Objective
Transcribe the records that follow, preserving every word.

Supplied data
*****
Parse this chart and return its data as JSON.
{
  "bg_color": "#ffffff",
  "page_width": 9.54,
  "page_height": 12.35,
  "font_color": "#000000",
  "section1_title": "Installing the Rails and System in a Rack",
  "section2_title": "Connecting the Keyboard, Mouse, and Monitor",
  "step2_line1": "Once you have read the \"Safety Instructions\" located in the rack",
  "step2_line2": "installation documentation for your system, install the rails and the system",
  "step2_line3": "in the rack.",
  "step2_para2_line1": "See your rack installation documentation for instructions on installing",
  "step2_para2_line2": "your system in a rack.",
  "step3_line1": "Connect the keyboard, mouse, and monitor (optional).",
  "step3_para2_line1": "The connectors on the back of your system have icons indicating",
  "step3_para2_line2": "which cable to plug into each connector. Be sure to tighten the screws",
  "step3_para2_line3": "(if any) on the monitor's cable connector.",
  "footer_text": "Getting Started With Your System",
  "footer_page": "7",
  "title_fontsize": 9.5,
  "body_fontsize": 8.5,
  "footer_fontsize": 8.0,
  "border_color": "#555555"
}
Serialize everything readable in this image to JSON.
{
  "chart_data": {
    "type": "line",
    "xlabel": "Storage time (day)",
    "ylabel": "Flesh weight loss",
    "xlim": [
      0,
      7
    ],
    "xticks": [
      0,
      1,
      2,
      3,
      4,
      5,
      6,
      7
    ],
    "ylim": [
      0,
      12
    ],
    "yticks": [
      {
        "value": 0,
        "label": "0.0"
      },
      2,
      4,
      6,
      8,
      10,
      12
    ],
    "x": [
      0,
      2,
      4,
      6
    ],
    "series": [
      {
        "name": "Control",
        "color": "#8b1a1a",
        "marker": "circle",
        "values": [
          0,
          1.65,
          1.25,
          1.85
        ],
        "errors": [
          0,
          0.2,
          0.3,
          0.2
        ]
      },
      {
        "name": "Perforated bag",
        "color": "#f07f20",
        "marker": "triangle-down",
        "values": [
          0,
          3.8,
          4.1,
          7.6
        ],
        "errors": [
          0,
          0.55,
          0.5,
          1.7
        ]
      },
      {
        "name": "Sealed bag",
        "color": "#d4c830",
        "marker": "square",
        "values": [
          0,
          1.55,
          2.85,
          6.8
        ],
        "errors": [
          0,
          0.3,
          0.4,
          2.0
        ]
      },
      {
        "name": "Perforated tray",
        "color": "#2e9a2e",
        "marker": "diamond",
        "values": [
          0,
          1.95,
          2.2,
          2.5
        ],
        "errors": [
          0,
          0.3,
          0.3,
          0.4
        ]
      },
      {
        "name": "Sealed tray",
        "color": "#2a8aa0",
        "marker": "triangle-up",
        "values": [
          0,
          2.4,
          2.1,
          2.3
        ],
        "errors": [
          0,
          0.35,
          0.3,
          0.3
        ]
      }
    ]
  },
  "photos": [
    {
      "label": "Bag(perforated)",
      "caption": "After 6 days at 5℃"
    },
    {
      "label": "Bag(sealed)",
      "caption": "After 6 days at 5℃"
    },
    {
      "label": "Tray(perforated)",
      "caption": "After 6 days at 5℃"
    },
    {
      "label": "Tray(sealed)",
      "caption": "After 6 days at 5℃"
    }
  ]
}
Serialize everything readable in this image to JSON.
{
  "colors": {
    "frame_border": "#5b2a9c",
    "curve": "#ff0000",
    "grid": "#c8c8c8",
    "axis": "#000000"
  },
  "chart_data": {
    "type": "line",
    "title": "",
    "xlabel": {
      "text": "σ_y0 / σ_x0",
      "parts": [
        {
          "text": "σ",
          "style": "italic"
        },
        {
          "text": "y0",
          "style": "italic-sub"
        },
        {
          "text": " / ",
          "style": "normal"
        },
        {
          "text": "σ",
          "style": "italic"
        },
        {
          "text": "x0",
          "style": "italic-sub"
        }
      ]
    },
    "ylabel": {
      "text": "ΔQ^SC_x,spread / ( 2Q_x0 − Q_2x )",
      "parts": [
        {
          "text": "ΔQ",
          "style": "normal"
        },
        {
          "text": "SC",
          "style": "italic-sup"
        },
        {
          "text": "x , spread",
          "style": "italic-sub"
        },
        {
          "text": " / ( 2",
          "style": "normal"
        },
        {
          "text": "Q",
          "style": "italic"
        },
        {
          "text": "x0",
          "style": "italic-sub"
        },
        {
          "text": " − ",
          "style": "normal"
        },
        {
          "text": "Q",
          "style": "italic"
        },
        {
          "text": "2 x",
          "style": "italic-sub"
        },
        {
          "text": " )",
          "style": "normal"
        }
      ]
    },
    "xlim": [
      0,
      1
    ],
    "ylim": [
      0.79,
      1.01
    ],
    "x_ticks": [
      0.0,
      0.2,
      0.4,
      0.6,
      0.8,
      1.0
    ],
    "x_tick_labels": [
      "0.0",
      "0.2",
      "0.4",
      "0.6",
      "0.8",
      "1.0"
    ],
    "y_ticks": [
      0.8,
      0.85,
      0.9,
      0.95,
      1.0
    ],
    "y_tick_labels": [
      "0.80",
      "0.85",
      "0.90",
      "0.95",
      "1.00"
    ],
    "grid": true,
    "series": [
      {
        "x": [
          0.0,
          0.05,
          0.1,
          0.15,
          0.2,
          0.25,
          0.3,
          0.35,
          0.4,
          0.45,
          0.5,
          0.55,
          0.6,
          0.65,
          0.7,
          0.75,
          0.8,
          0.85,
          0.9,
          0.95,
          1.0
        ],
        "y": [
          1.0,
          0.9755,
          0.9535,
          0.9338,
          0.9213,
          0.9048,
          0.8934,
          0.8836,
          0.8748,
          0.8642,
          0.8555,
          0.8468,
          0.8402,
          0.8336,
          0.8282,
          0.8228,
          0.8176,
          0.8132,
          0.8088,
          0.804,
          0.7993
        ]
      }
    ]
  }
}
*****
Solution
Parse this chart and return its data as JSON.
{
  "bg_color": "#ffffff",
  "page_width": 9.54,
  "page_height": 12.35,
  "font_color": "#000000",
  "section1_title": "Installing the Rails and System in a Rack",
  "section2_title": "Connecting the Keyboard, Mouse, and Monitor",
  "step2_line1": "Once you have read the \"Safety Instructions\" located in the rack",
  "step2_line2": "installation documentation for your system, install the rails and the system",
  "step2_line3": "in the rack.",
  "step2_para2_line1": "See your rack installation documentation for instructions on installing",
  "step2_para2_line2": "your system in a rack.",
  "step3_line1": "Connect the keyboard, mouse, and monitor (optional).",
  "step3_para2_line1": "The connectors on the back of your system have icons indicating",
  "step3_para2_line2": "which cable to plug into each connector. Be sure to tighten the screws",
  "step3_para2_line3": "(if any) on the monitor's cable connector.",
  "footer_text": "Getting Started With Your System",
  "footer_page": "7",
  "title_fontsize": 9.5,
  "body_fontsize": 8.5,
  "footer_fontsize": 8.0,
  "border_color": "#555555"
}
Serialize everything readable in this image to JSON.
{
  "chart_data": {
    "type": "line",
    "xlabel": "Storage time (day)",
    "ylabel": "Flesh weight loss",
    "xlim": [
      0,
      7
    ],
    "xticks": [
      0,
      1,
      2,
      3,
      4,
      5,
      6,
      7
    ],
    "ylim": [
      0,
      12
    ],
    "yticks": [
      {
        "value": 0,
        "label": "0.0"
      },
      2,
      4,
      6,
      8,
      10,
      12
    ],
    "x": [
      0,
      2,
      4,
      6
    ],
    "series": [
      {
        "name": "Control",
        "color": "#8b1a1a",
        "marker": "circle",
        "values": [
          0,
          1.65,
          1.25,
          1.85
        ],
        "errors": [
          0,
          0.2,
          0.3,
          0.2
        ]
      },
      {
        "name": "Perforated bag",
        "color": "#f07f20",
        "marker": "triangle-down",
        "values": [
          0,
          3.8,
          4.1,
          7.6
        ],
        "errors": [
          0,
          0.55,
          0.5,
          1.7
        ]
      },
      {
        "name": "Sealed bag",
        "color": "#d4c830",
        "marker": "square",
        "values": [
          0,
          1.55,
          2.85,
          6.8
        ],
        "errors": [
          0,
          0.3,
          0.4,
          2.0
        ]
      },
      {
        "name": "Perforated tray",
        "color": "#2e9a2e",
        "marker": "diamond",
        "values": [
          0,
          1.95,
          2.2,
          2.5
        ],
        "errors": [
          0,
          0.3,
          0.3,
          0.4
        ]
      },
      {
        "name": "Sealed tray",
        "color": "#2a8aa0",
        "marker": "triangle-up",
        "values": [
          0,
          2.4,
          2.1,
          2.3
        ],
        "errors": [
          0,
          0.35,
          0.3,
          0.3
        ]
      }
    ]
  },
  "photos": [
    {
      "label": "Bag(perforated)",
      "caption": "After 6 days at 5℃"
    },
    {
      "label": "Bag(sealed)",
      "caption": "After 6 days at 5℃"
    },
    {
      "label": "Tray(perforated)",
      "caption": "After 6 days at 5℃"
    },
    {
      "label": "Tray(sealed)",
      "caption": "After 6 days at 5℃"
    }
  ]
}
Serialize everything readable in this image to JSON.
{
  "colors": {
    "frame_border": "#5b2a9c",
    "curve": "#ff0000",
    "grid": "#c8c8c8",
    "axis": "#000000"
  },
  "chart_data": {
    "type": "line",
    "title": "",
    "xlabel": {
      "text": "σ_y0 / σ_x0",
      "parts": [
        {
          "text": "σ",
          "style": "italic"
        },
        {
          "text": "y0",
          "style": "italic-sub"
        },
        {
          "text": " / ",
          "style": "normal"
        },
        {
          "text": "σ",
          "style": "italic"
        },
        {
          "text": "x0",
          "style": "italic-sub"
        }
      ]
    },
    "ylabel": {
      "text": "ΔQ^SC_x,spread / ( 2Q_x0 − Q_2x )",
      "parts": [
        {
          "text": "ΔQ",
          "style": "normal"
        },
        {
          "text": "SC",
          "style": "italic-sup"
        },
        {
          "text": "x , spread",
          "style": "italic-sub"
        },
        {
          "text": " / ( 2",
          "style": "normal"
        },
        {
          "text": "Q",
          "style": "italic"
        },
        {
          "text": "x0",
          "style": "italic-sub"
        },
        {
          "text": " − ",
          "style": "normal"
        },
        {
          "text": "Q",
          "style": "italic"
        },
        {
          "text": "2 x",
          "style": "italic-sub"
        },
        {
          "text": " )",
          "style": "normal"
        }
      ]
    },
    "xlim": [
      0,
      1
    ],
    "ylim": [
      0.79,
      1.01
    ],
    "x_ticks": [
      0.0,
      0.2,
      0.4,
      0.6,
      0.8,
      1.0
    ],
    "x_tick_labels": [
      "0.0",
      "0.2",
      "0.4",
      "0.6",
      "0.8",
      "1.0"
    ],
    "y_ticks": [
      0.8,
      0.85,
      0.9,
      0.95,
      1.0
    ],
    "y_tick_labels": [
      "0.80",
      "0.85",
      "0.90",
      "0.95",
      "1.00"
    ],
    "grid": true,
    "series": [
      {
        "x": [
          0.0,
          0.05,
          0.1,
          0.15,
          0.2,
          0.25,
          0.3,
          0.35,
          0.4,
          0.45,
          0.5,
          0.55,
          0.6,
          0.65,
          0.7,
          0.75,
          0.8,
          0.85,
          0.9,
          0.95,
          1.0
        ],
        "y": [
          1.0,
          0.9755,
          0.9535,
          0.9338,
          0.9213,
          0.9048,
          0.8934,
          0.8836,
          0.8748,
          0.8642,
          0.8555,
          0.8468,
          0.8402,
          0.8336,
          0.8282,
          0.8228,
          0.8176,
          0.8132,
          0.8088,
          0.804,
          0.7993
        ]
      }
    ]
  }
}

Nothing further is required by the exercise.